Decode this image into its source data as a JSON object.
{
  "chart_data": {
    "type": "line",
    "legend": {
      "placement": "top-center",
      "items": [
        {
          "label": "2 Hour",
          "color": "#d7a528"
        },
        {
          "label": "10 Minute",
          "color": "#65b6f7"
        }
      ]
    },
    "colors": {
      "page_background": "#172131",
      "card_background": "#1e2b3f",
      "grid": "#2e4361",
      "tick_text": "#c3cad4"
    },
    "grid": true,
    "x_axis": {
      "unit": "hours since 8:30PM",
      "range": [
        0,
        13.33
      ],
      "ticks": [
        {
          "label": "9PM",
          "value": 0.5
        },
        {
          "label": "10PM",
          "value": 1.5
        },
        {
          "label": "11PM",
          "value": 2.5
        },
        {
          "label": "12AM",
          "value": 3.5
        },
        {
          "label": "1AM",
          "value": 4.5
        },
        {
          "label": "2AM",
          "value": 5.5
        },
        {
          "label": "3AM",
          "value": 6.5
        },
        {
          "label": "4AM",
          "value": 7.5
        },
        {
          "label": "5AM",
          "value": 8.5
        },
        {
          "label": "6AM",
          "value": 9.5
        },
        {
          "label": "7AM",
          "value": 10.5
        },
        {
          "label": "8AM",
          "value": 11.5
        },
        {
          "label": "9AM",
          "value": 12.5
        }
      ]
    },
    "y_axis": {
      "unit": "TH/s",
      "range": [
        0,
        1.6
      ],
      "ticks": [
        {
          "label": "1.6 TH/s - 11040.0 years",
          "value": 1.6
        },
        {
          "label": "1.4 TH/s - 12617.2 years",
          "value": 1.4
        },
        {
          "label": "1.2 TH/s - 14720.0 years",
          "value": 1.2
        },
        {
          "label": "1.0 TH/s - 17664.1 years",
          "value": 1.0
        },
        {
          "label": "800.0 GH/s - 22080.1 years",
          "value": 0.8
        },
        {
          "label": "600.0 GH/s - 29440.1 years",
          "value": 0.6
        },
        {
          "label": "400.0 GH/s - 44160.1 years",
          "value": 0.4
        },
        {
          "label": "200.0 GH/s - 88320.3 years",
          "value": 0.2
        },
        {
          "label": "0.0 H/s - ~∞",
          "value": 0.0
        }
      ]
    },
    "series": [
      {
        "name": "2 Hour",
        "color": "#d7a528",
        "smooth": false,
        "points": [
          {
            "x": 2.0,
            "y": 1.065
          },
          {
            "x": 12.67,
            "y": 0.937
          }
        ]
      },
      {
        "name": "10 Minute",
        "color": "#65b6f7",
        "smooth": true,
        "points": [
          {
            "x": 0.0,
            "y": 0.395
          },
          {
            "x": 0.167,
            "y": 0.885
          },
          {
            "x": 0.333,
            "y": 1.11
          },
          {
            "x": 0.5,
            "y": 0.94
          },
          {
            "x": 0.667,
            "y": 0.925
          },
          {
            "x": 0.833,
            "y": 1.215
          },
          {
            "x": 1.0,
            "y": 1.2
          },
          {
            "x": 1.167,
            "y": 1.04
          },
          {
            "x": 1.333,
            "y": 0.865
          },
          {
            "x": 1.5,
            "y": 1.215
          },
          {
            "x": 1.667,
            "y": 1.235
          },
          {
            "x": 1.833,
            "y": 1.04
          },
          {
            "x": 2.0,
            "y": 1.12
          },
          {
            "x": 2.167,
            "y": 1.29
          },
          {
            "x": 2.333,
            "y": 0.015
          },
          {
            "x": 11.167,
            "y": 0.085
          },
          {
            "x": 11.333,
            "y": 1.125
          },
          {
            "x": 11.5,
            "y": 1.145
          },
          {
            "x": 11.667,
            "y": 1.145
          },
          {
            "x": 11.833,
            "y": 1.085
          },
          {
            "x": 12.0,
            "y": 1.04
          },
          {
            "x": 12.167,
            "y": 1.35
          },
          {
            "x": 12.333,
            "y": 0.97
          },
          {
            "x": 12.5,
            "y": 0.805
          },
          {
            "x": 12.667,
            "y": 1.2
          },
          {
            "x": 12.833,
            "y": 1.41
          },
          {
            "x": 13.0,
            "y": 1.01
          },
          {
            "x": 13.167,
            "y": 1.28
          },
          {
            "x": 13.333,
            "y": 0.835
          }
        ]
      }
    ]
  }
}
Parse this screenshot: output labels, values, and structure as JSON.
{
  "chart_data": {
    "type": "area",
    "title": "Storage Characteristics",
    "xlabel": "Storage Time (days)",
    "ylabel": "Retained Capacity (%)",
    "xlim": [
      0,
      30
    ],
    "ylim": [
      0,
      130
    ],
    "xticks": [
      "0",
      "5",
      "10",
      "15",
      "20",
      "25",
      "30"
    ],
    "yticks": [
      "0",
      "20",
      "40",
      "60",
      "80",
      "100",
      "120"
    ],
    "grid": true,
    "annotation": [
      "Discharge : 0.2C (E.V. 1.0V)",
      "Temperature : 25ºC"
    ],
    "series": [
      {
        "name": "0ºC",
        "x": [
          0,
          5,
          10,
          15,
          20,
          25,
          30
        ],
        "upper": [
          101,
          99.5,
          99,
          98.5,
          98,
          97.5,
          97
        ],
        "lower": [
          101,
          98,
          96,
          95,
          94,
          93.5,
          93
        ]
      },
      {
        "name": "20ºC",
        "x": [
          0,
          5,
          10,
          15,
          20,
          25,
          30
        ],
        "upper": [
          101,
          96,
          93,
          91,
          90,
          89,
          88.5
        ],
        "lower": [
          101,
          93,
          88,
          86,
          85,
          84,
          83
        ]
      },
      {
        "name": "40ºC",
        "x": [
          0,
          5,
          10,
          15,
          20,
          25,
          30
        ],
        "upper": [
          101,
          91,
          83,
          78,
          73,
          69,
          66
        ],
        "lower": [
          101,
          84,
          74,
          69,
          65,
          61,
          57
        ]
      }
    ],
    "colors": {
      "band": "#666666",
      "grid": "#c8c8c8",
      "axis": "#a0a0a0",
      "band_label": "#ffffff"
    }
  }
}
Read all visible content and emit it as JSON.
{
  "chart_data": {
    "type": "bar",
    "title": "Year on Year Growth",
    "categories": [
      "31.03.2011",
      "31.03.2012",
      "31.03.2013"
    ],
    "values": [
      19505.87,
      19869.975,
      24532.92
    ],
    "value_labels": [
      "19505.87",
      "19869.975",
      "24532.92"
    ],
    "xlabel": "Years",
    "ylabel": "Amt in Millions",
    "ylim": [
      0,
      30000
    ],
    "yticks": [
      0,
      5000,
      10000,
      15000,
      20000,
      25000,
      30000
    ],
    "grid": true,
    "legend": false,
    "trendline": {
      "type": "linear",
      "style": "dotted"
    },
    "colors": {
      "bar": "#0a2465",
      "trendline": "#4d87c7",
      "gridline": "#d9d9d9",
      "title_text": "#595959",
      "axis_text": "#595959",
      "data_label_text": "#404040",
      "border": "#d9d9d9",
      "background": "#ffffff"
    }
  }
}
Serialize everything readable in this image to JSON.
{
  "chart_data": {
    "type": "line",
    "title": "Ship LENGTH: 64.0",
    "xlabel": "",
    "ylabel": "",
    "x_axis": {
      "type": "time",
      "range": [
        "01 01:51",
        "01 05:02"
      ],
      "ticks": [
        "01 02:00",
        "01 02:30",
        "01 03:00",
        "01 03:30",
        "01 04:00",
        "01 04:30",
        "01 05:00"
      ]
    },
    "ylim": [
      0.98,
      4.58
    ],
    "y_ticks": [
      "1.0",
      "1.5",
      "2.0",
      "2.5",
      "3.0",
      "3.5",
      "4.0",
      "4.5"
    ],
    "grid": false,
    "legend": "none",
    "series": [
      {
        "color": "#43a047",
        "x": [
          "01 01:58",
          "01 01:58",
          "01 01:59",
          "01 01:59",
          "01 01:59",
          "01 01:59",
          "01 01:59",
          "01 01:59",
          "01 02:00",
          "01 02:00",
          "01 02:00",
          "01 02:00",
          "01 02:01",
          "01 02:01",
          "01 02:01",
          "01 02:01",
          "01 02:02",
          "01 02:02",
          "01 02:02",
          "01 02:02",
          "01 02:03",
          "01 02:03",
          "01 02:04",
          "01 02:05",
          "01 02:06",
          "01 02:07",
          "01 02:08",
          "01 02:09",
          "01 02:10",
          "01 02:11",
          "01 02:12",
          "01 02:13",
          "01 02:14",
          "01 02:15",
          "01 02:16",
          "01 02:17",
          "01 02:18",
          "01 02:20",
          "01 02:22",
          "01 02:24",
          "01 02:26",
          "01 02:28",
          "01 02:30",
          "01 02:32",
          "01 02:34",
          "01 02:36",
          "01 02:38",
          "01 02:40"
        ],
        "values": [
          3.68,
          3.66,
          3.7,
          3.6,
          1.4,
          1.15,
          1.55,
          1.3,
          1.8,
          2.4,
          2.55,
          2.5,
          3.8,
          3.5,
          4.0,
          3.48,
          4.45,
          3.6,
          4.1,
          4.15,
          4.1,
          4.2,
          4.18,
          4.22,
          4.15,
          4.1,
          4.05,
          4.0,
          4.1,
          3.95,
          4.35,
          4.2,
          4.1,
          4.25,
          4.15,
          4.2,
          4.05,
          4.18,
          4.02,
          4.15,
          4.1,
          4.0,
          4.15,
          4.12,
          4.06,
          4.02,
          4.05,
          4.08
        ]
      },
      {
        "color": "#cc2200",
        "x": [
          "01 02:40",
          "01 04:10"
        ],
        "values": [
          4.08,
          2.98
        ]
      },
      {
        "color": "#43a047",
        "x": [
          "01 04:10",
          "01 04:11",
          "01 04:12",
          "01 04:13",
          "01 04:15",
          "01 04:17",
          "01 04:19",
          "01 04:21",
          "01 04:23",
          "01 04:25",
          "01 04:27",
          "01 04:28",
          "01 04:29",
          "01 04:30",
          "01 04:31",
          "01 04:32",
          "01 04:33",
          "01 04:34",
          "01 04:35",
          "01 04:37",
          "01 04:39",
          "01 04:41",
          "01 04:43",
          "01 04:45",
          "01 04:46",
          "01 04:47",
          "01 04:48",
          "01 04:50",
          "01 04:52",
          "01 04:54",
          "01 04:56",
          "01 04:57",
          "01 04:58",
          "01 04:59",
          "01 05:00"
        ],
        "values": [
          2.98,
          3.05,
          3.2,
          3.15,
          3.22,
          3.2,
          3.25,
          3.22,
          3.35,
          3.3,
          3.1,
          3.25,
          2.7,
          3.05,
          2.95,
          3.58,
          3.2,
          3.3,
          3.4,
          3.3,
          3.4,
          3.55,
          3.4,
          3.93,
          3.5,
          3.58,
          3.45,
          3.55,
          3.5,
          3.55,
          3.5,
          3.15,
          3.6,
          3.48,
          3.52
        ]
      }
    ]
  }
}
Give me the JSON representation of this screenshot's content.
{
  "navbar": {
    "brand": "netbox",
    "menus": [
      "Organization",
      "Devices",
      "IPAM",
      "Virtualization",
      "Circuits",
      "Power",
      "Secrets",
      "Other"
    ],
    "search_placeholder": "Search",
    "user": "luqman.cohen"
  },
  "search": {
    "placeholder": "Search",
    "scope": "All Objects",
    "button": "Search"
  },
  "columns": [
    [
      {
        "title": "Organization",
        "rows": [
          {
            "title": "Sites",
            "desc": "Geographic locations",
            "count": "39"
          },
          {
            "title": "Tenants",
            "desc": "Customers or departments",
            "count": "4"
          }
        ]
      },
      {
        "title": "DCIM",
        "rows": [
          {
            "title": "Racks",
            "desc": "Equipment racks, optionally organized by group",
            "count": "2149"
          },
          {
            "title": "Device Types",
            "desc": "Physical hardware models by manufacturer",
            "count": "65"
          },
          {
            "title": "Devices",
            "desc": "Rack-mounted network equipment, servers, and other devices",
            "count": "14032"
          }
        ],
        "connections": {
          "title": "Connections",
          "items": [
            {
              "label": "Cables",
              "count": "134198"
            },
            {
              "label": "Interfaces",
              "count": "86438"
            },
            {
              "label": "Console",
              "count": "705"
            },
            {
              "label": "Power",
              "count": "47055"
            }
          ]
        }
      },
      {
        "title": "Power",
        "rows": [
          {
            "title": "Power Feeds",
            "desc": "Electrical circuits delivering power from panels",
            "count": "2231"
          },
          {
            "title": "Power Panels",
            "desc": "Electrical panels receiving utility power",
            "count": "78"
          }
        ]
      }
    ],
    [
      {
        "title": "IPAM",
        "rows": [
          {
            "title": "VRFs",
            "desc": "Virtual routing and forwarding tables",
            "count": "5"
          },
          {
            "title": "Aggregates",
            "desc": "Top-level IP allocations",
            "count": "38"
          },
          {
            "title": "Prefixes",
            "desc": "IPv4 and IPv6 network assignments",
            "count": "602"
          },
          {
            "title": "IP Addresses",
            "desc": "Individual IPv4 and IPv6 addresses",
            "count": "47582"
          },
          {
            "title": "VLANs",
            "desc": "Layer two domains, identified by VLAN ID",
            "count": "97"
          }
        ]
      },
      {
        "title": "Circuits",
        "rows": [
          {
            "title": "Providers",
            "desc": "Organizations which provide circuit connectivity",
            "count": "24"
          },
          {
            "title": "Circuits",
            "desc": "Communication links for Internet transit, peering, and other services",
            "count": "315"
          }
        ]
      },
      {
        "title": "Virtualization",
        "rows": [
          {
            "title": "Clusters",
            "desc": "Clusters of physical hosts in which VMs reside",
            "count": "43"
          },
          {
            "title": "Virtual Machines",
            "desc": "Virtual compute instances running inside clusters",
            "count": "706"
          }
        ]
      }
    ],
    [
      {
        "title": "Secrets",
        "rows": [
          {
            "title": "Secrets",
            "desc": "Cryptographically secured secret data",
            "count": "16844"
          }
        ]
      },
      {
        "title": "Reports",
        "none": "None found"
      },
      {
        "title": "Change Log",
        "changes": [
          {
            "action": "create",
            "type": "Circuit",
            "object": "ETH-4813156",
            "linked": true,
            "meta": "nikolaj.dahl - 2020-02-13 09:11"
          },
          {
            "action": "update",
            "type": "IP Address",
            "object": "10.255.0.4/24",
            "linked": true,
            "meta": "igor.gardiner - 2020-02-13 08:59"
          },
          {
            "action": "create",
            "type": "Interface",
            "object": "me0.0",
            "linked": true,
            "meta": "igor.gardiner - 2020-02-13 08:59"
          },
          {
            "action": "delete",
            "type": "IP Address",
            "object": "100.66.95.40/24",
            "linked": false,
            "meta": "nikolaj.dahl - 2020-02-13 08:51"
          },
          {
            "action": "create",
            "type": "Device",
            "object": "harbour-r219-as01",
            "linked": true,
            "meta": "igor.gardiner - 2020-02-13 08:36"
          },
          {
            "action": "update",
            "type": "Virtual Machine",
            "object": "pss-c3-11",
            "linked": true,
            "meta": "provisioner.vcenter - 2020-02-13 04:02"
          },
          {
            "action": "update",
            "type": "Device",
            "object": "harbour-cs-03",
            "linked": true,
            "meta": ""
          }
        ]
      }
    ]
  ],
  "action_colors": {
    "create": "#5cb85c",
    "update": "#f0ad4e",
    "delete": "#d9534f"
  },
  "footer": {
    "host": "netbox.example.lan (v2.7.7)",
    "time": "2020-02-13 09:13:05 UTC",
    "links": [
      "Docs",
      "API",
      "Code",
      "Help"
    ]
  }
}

§ §

◆ YOUR GOAL:
Above are the records. Copy every line in them holding "screenshot".

◆ SOLUTION TO THIS EXERCISE:
Parse this screenshot: output labels, values, and structure as JSON.
Give me the JSON representation of this screenshot's content.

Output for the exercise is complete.